:: Goal ::
Look through the data below. Collect every line where the word "организаций" occurs.

● ● ●

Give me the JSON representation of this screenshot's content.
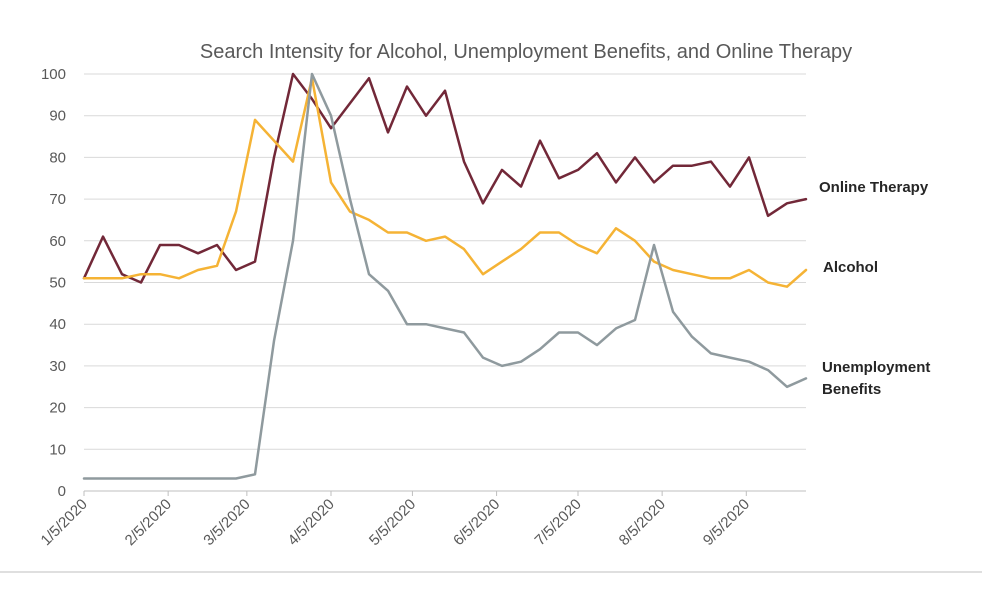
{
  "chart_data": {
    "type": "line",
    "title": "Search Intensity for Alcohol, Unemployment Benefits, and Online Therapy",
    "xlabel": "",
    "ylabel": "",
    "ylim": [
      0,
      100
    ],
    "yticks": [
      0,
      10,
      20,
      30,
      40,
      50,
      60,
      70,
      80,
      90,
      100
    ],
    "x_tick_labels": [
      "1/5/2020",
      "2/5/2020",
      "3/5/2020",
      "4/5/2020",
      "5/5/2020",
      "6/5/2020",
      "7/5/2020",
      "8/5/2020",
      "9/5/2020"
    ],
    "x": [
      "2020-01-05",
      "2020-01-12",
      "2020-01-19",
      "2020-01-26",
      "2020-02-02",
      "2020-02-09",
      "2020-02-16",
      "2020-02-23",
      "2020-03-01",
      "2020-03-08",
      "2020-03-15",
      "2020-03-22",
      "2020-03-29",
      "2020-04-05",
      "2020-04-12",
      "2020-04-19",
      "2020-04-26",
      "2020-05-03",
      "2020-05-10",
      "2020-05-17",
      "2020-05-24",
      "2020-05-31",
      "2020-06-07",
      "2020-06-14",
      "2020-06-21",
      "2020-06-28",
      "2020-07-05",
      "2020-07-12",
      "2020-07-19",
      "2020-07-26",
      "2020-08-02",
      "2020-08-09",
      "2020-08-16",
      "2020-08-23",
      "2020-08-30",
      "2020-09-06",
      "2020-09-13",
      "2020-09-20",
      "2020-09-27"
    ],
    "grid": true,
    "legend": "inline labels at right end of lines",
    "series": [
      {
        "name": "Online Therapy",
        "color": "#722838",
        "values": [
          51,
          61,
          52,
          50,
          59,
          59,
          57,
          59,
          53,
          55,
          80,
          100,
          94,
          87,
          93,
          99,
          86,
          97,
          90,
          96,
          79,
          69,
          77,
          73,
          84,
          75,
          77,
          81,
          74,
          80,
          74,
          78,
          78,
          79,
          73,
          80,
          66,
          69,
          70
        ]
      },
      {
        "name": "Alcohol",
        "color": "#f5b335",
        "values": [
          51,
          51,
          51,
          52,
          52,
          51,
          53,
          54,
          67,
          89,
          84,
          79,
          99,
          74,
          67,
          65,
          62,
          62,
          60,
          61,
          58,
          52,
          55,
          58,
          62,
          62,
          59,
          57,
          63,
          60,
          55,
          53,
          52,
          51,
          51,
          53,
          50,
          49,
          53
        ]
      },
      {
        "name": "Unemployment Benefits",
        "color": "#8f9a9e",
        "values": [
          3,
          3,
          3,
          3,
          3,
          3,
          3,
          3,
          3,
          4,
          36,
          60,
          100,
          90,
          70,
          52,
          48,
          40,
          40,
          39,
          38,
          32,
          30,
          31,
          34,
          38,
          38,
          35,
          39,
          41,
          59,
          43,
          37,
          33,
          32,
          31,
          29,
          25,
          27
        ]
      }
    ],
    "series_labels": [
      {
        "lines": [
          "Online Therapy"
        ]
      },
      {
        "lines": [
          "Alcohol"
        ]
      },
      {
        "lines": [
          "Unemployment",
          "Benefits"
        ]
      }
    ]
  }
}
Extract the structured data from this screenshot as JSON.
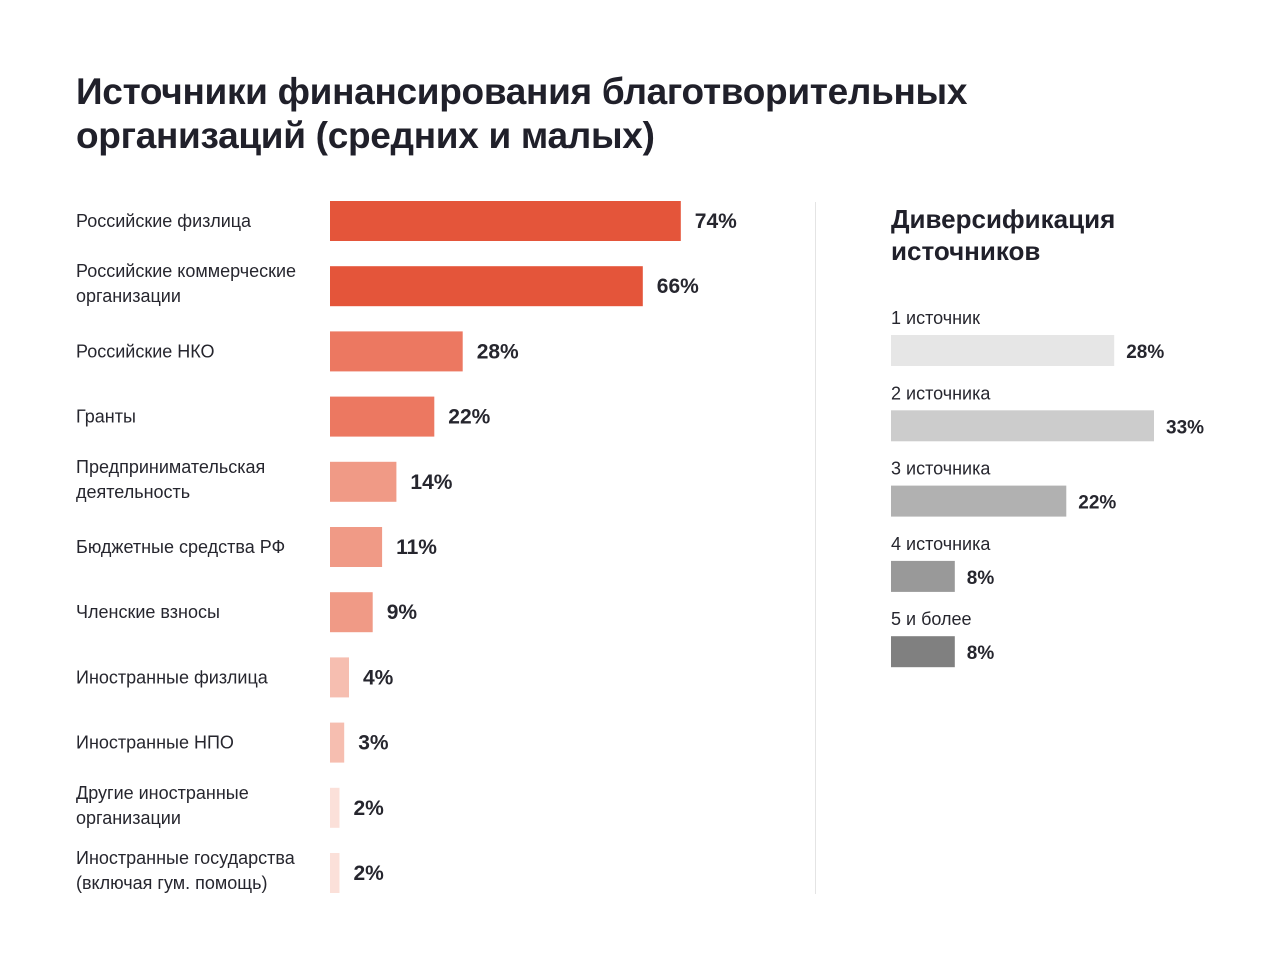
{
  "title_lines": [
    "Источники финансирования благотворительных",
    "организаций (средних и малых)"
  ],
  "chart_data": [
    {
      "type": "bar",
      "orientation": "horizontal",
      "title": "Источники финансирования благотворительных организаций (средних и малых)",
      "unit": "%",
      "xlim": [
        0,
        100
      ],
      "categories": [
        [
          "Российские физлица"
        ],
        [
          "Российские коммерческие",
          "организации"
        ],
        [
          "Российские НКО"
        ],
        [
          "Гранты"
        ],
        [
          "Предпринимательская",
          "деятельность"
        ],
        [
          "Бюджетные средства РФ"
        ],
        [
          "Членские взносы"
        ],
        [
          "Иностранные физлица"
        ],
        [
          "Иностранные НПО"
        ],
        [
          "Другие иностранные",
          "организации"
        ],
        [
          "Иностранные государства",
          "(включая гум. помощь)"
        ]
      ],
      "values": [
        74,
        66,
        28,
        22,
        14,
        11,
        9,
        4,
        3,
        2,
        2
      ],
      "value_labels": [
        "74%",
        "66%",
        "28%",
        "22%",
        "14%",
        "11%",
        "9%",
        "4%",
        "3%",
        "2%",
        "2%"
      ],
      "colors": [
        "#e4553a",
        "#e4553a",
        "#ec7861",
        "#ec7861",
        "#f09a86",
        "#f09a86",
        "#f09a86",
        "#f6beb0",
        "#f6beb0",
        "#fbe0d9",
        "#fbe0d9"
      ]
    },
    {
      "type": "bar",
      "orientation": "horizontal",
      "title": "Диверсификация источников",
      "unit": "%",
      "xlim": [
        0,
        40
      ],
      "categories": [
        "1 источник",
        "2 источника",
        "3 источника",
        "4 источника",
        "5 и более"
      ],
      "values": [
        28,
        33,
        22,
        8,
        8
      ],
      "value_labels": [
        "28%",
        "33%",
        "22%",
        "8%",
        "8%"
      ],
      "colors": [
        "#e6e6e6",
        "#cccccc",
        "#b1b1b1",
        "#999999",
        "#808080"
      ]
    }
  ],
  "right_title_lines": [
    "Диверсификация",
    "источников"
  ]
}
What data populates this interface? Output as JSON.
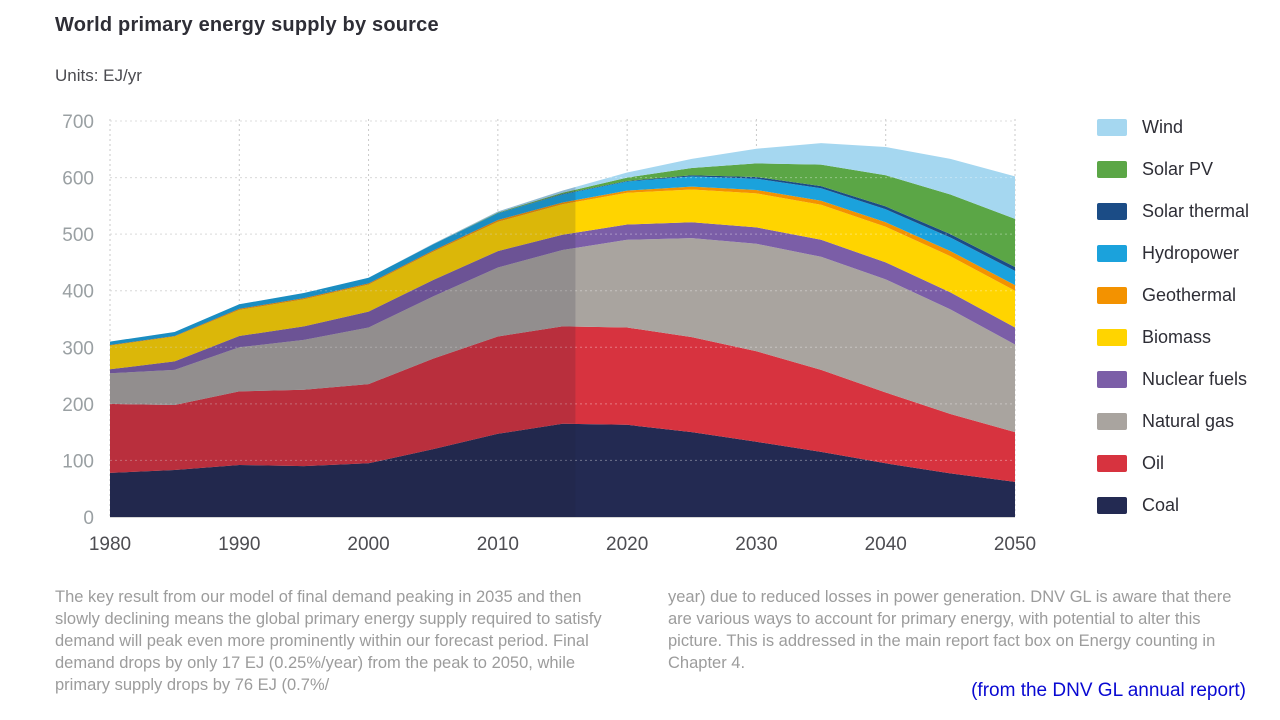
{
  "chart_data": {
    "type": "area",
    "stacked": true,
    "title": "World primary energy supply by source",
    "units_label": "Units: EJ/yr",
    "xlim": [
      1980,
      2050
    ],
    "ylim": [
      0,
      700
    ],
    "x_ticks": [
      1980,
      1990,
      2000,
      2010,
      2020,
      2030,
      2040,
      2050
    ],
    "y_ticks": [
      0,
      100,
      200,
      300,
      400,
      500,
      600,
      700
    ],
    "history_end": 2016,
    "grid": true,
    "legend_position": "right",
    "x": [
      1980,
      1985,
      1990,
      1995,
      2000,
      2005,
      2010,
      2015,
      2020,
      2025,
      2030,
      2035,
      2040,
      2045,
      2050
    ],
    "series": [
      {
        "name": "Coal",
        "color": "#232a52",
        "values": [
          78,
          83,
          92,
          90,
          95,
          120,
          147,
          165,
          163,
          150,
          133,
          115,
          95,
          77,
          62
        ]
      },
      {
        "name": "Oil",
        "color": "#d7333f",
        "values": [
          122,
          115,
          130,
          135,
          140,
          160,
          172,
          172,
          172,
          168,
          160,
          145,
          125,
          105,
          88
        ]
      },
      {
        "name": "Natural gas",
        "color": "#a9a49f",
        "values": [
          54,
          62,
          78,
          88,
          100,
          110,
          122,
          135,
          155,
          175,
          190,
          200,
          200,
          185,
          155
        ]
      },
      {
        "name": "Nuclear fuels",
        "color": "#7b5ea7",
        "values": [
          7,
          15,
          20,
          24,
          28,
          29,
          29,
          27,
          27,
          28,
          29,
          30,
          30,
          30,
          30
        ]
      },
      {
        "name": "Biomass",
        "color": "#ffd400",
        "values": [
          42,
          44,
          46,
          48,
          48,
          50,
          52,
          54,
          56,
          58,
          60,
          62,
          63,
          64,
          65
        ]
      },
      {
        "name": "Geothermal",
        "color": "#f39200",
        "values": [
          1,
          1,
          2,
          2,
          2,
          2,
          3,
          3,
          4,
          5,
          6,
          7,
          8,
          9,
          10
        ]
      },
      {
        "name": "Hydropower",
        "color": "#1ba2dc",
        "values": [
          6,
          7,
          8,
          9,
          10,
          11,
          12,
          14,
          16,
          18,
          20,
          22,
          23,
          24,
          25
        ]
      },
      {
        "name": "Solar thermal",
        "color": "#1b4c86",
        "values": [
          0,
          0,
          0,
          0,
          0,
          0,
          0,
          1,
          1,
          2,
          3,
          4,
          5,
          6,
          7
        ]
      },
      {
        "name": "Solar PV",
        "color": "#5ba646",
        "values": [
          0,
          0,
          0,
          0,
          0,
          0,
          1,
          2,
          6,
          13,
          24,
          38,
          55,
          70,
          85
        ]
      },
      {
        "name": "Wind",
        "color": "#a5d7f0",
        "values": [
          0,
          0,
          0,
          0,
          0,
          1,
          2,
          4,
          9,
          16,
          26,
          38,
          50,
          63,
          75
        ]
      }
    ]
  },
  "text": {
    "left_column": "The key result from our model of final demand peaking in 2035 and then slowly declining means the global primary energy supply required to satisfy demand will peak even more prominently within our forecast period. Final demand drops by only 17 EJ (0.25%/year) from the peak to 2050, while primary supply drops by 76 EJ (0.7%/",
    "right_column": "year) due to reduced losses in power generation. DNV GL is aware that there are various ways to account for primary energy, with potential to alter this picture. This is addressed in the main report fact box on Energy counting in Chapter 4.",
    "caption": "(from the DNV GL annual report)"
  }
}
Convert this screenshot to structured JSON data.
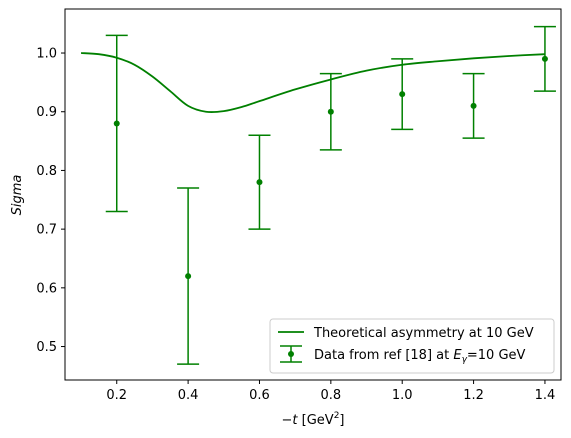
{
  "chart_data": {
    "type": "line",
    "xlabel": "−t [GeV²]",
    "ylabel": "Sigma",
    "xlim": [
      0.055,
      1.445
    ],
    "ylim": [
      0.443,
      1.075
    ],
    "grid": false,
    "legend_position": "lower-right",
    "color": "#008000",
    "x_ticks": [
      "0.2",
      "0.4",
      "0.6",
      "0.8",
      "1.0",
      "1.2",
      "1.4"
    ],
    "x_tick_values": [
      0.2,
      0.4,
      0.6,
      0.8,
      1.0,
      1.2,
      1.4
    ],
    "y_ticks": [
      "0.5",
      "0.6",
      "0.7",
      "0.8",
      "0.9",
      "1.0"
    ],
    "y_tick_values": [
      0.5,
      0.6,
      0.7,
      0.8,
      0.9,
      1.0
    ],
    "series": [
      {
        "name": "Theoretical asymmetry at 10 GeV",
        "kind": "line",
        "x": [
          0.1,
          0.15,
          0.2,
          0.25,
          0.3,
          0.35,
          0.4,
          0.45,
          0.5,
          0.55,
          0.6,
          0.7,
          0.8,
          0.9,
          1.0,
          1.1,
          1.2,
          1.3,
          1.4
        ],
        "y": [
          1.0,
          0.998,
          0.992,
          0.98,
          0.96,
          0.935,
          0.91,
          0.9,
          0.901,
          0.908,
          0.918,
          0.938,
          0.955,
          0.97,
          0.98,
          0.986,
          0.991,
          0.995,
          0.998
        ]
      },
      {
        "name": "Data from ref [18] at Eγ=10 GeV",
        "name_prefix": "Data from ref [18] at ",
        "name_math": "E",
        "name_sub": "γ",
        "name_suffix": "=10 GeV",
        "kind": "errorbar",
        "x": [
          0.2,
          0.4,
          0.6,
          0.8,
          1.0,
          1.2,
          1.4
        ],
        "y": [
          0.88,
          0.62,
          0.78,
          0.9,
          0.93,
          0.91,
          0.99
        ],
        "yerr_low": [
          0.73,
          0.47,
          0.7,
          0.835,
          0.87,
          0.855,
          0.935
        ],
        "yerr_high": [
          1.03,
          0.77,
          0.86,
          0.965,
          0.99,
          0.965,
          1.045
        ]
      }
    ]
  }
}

● ● ●

:: Task answer ::
    "организаций (средних и малых)"
      "title": "Источники финансирования благотворительных организаций (средних и малых)",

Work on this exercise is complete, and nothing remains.